Excerpted text:
Weekly Roundup: "O Captain! My Captain" And The Presence Of American-Asian Actors
Five things that happened this week that everyone should read about.
BY WAYNE CHEONG | May 27, 2016 | Culture
1 | So... Captain America is now a Nazi, say what? In the bid to counter DC's revamped of its comic book universe, Marvel decided to make turn its American Boyscout into a card-carrying member of Hydra, a neo-facist organisation. Not a clone, not an imposter, the. Actual. Captain America. Heidi MacDonald of The Beat, frames the issue, ending the piece with this telling statement of our time and culture: "On a larger level, Marvel is totally winning! They’re getting the kind of publicity and attention that a million dollars can’t buy. They won. Hate and Hydra beat hope and optimism yet again."
2 | Hey. Remember the dude who tried to kill President Ronald Reagan? No? Huh. Well, you're about to get the skinny on John Hinckley, the presidential almost-assassin from Washingtonian's Eddie Dean. Not only is Hinckley still alive, he helps his mom around the house, feeds the swans, and is an eater of frozen yogurt. Get ready to meet John Hinckley.
3 | After surviving Ebola, Dr Sadou Diallo is back in the field, this time to stop it from spreading. For many people, being infected and surviving a haemorrhagic disease is more than enough to keep you away from Ebola-hot zones for the rest of your life but Diallo sees it as a "benediction to treat the sick". Jessica Benko showcases a man trying to prepare for the next deadly Ebola attack at The New York Times Magazine.

Data section:
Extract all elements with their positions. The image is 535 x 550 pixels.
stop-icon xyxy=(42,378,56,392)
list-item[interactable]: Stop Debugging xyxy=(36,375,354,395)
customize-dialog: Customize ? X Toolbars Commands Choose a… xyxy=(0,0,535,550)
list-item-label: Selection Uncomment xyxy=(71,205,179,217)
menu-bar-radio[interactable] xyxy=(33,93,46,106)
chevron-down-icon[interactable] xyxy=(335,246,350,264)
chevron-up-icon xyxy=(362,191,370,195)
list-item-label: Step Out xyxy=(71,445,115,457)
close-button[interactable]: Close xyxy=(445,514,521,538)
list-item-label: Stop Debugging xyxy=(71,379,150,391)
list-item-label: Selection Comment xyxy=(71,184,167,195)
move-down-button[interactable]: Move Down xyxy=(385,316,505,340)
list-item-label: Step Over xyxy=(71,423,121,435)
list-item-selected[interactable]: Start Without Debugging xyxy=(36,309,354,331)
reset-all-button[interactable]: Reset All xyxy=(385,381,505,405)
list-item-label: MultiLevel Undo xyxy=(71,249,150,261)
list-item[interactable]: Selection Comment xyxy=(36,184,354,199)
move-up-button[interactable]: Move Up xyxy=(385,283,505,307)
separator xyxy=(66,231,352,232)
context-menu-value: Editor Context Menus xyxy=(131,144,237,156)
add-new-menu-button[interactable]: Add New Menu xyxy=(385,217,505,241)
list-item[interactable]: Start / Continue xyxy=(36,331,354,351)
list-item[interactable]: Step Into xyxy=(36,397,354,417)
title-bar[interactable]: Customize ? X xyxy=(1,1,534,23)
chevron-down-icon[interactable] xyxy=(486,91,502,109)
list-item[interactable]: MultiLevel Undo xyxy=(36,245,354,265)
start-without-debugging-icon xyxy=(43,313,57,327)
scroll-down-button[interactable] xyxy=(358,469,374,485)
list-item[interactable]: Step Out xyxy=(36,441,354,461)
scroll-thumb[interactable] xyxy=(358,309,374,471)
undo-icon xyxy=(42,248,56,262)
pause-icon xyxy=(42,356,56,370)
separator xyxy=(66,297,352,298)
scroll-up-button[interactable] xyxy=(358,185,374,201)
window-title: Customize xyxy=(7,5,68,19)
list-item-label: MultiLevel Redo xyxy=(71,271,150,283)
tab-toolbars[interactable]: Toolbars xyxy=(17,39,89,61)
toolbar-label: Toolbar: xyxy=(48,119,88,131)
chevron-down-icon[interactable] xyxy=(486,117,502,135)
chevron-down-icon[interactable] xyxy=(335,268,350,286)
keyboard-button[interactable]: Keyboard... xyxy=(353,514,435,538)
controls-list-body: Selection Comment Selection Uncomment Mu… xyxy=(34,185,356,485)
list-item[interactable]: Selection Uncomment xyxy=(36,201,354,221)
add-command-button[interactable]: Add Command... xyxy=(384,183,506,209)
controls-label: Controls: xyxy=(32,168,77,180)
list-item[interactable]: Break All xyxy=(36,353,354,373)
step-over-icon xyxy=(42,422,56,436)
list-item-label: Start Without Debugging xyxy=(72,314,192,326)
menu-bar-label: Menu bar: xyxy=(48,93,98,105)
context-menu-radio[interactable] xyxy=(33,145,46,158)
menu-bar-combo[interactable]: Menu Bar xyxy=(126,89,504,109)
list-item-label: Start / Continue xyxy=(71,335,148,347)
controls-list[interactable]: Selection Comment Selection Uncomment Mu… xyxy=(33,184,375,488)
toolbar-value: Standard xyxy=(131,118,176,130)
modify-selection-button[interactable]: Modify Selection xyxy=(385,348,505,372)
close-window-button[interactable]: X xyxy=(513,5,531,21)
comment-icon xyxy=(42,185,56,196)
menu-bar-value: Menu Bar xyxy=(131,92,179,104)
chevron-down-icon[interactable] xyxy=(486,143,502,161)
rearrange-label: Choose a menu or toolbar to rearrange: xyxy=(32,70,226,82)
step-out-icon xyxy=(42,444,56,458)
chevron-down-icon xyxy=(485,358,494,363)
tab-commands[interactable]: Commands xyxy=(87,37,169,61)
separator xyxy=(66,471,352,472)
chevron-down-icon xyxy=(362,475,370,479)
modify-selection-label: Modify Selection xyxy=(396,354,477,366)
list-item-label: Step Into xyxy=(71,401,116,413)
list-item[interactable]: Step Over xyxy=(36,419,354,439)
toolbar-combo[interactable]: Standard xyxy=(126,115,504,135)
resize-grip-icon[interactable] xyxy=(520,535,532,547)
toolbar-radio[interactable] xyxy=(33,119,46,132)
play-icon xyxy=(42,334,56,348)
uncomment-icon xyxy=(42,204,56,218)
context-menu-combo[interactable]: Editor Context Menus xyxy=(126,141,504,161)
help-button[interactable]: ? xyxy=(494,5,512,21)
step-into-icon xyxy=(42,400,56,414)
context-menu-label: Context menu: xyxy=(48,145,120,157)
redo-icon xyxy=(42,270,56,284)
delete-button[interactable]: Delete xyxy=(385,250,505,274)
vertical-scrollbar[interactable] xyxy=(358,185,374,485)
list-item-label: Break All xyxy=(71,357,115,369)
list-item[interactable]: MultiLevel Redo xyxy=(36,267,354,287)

Problem statement:
Continue the weekly roundup of recommended reading, starting after its final sentence.

Output of the task:
4 | "We're here! We're Asian-Americans!" After getting a starring role on Fresh Off the Boat, Constance Wu's self-interest gradually evolved to "Asian-American interests". Like black actors, Asian American actors also want their place under the sun. After miscasts (Dr Strange; Ghost in the Shell) and being the butt of jokes (this year's Oscars), Asian-American actors are clamouring for more visibility on the screen, both big and small. The New York Times's Amanda Hess writes about Asian-Americans actors fighting back.
5 | What ever happened to Tamara Keepness? Or more importantly, what happened on the night when Tamara Keepness dissapeared? Jana G Pruden writes for The Walrus about what might have happened—the suspect, the motives, the evidence—a scenario jigsawed together on a night 12 years ago and a trail of finding Tamara that grows ever colder.